TASK DIRECTIONS: Note each line where "this" appears, and copy it.

DATASET:
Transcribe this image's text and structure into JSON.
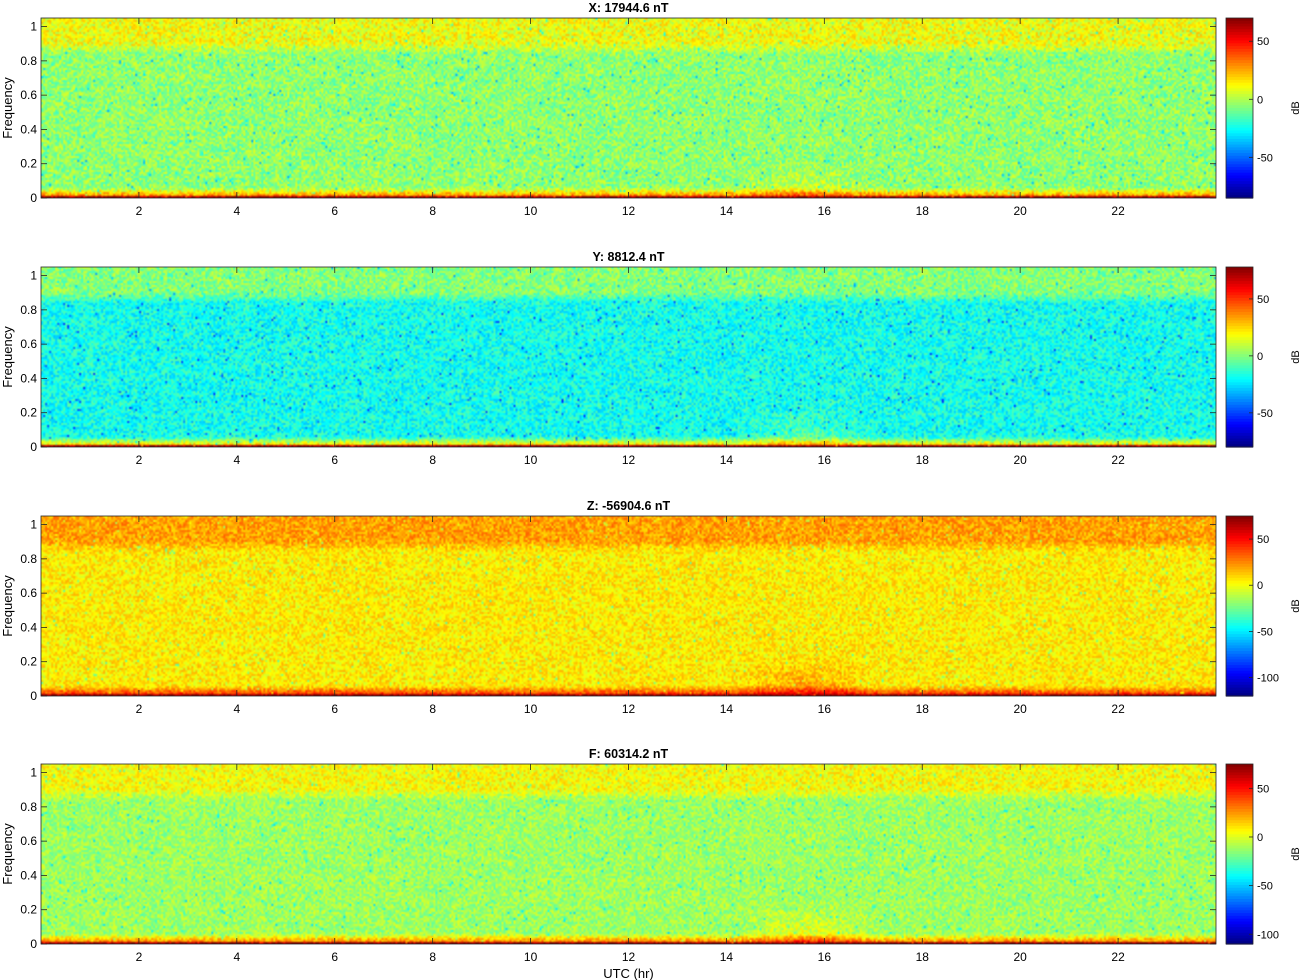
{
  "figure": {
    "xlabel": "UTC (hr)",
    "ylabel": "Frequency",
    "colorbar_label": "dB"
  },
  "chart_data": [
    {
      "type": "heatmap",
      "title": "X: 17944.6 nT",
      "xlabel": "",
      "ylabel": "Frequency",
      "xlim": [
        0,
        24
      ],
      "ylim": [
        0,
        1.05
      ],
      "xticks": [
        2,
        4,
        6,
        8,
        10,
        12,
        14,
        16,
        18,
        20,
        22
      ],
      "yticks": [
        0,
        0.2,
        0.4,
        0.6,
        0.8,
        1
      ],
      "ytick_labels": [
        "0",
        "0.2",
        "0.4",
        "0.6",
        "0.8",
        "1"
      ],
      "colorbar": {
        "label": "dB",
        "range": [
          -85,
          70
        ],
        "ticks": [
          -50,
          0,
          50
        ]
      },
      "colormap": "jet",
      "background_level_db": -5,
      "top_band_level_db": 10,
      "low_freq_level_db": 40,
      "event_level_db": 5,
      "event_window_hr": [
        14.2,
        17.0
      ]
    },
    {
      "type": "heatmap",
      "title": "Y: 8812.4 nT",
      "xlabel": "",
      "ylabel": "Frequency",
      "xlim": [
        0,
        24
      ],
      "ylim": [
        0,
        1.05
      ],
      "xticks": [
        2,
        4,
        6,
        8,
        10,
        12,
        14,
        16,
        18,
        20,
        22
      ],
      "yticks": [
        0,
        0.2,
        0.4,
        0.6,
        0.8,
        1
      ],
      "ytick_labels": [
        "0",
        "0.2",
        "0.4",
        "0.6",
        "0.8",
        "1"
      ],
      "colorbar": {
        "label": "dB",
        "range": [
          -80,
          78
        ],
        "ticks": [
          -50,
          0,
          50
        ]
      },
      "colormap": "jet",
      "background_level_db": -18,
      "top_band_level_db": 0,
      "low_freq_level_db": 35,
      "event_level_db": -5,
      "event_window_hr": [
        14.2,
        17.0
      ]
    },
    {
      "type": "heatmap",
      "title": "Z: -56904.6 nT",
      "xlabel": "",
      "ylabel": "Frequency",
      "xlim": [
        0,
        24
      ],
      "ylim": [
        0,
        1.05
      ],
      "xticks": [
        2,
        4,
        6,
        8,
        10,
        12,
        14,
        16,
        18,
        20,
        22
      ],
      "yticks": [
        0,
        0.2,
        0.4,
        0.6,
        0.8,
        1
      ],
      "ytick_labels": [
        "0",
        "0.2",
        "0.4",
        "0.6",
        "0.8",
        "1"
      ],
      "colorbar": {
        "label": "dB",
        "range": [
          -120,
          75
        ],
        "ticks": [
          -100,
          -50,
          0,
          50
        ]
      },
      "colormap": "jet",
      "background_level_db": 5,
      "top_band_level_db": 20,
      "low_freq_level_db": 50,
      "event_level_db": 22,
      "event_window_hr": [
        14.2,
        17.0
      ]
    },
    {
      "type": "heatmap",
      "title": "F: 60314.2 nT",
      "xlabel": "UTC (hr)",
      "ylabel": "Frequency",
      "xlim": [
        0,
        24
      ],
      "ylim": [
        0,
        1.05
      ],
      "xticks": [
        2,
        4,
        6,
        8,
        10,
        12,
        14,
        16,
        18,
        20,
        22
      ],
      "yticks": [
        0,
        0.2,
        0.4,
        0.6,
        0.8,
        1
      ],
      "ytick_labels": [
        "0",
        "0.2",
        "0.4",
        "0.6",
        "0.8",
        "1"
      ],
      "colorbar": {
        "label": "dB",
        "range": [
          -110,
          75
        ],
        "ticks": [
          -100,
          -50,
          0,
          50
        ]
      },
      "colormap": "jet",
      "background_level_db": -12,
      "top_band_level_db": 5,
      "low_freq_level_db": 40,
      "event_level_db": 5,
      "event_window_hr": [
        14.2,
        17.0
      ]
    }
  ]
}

==

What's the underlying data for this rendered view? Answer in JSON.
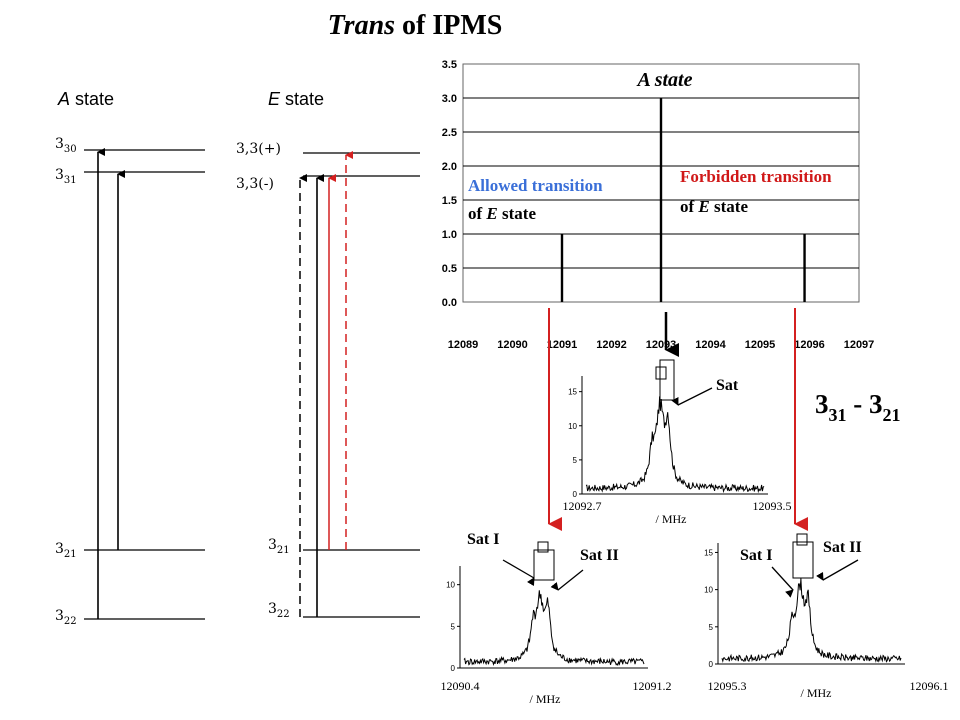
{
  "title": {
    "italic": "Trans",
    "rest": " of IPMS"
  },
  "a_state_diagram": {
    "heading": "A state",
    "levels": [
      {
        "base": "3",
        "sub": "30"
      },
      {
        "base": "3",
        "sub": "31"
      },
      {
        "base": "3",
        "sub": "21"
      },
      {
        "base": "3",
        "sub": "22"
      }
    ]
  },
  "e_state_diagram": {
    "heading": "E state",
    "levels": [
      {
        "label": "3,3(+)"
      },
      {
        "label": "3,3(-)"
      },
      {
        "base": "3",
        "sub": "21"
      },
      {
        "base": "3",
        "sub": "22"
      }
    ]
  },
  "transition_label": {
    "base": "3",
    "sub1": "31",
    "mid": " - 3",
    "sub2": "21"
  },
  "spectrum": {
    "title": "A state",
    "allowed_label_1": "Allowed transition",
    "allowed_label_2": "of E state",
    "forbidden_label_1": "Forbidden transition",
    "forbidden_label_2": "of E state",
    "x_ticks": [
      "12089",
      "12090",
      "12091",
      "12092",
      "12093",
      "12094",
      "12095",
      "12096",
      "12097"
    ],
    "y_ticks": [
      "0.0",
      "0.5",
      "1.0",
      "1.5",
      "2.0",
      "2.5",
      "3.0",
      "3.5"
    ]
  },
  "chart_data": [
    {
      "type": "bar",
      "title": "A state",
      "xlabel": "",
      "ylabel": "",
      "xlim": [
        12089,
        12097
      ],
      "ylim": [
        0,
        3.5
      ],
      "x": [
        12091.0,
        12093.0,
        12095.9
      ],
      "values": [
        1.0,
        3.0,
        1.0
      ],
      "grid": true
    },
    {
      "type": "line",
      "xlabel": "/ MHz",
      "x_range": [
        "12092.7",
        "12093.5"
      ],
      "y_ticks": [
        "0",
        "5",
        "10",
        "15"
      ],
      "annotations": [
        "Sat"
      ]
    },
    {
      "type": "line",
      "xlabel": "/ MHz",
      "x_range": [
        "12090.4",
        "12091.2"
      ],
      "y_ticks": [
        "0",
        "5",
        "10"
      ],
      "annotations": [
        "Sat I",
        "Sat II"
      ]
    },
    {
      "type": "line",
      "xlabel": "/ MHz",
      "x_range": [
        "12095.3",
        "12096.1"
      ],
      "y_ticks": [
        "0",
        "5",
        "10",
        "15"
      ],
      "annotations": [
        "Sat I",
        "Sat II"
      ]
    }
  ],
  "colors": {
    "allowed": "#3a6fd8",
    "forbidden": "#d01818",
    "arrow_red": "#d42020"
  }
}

...

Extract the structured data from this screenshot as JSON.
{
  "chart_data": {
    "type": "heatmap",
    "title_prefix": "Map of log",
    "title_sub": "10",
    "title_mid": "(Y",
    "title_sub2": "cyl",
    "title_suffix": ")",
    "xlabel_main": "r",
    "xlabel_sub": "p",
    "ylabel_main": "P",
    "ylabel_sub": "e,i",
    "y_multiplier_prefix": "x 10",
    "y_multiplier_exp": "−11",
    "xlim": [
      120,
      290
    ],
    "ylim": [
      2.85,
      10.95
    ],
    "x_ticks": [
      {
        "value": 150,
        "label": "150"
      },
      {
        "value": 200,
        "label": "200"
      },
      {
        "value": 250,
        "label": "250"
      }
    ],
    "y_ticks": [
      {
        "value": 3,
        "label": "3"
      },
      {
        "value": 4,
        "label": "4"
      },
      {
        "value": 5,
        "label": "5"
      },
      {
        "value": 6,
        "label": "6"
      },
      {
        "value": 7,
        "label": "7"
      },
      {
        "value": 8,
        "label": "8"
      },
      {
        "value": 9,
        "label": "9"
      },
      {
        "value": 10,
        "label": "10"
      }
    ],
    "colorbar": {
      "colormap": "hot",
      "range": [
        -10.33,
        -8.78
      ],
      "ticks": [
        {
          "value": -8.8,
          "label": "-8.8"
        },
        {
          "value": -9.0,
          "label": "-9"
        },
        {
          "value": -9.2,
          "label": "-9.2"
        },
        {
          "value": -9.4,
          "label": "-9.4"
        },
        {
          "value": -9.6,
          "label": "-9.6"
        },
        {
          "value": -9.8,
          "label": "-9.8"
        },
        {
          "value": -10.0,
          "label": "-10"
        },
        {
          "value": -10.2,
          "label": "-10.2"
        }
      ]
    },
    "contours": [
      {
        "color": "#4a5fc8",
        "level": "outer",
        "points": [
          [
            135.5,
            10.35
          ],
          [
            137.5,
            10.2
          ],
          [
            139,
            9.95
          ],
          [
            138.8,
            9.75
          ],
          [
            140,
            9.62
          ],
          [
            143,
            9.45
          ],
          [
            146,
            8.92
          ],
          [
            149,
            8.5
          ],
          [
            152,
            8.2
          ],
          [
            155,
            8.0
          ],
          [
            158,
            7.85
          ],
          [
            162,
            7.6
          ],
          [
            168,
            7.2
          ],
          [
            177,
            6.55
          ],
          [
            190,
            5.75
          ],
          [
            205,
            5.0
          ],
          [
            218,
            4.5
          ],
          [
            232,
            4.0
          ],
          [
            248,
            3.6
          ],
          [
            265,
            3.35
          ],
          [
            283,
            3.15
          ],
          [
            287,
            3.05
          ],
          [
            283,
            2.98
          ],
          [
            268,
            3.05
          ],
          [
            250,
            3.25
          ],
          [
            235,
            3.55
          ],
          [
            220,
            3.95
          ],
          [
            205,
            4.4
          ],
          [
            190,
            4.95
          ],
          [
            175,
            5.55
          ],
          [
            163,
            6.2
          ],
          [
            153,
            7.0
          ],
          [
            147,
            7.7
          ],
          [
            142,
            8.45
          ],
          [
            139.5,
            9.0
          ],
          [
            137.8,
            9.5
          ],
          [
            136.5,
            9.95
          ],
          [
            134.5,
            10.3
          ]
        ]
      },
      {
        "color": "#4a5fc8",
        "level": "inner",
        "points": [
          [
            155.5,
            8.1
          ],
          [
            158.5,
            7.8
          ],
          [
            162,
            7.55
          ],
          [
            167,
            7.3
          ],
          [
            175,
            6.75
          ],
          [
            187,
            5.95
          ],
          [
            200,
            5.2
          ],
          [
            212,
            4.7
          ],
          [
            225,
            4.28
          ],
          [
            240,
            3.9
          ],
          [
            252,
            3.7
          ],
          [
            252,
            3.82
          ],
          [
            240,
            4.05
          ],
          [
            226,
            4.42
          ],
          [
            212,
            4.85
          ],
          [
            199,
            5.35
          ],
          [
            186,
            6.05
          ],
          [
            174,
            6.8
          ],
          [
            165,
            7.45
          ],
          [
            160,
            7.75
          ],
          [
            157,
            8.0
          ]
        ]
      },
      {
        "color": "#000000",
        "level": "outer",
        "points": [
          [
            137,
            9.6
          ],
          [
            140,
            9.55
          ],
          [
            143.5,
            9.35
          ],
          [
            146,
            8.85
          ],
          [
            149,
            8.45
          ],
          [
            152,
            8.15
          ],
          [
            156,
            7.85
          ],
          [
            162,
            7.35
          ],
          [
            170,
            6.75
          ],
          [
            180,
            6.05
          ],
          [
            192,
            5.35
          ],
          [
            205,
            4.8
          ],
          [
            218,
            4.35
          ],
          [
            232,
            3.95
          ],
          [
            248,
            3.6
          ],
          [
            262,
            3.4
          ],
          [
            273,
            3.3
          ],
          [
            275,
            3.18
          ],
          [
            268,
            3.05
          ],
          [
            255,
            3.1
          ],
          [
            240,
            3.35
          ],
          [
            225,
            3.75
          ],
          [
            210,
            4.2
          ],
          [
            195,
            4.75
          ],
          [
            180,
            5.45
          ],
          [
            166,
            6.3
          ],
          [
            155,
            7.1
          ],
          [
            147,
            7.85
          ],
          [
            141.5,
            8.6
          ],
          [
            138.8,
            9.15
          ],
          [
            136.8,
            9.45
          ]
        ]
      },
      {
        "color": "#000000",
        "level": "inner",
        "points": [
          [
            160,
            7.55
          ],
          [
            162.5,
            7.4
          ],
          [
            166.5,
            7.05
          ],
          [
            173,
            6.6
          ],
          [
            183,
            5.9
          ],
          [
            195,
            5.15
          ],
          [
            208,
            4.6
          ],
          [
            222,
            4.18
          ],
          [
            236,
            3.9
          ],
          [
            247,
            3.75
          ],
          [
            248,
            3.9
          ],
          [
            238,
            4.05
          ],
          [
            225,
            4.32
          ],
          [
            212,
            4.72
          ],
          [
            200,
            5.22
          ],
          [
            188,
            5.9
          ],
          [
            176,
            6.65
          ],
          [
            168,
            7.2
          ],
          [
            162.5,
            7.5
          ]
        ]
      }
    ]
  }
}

SOLUTION:
Transcribe this image's text and structure into JSON.
What's the underlying data for this rendered view? Answer in JSON.
Extract the structured data from this screenshot as JSON.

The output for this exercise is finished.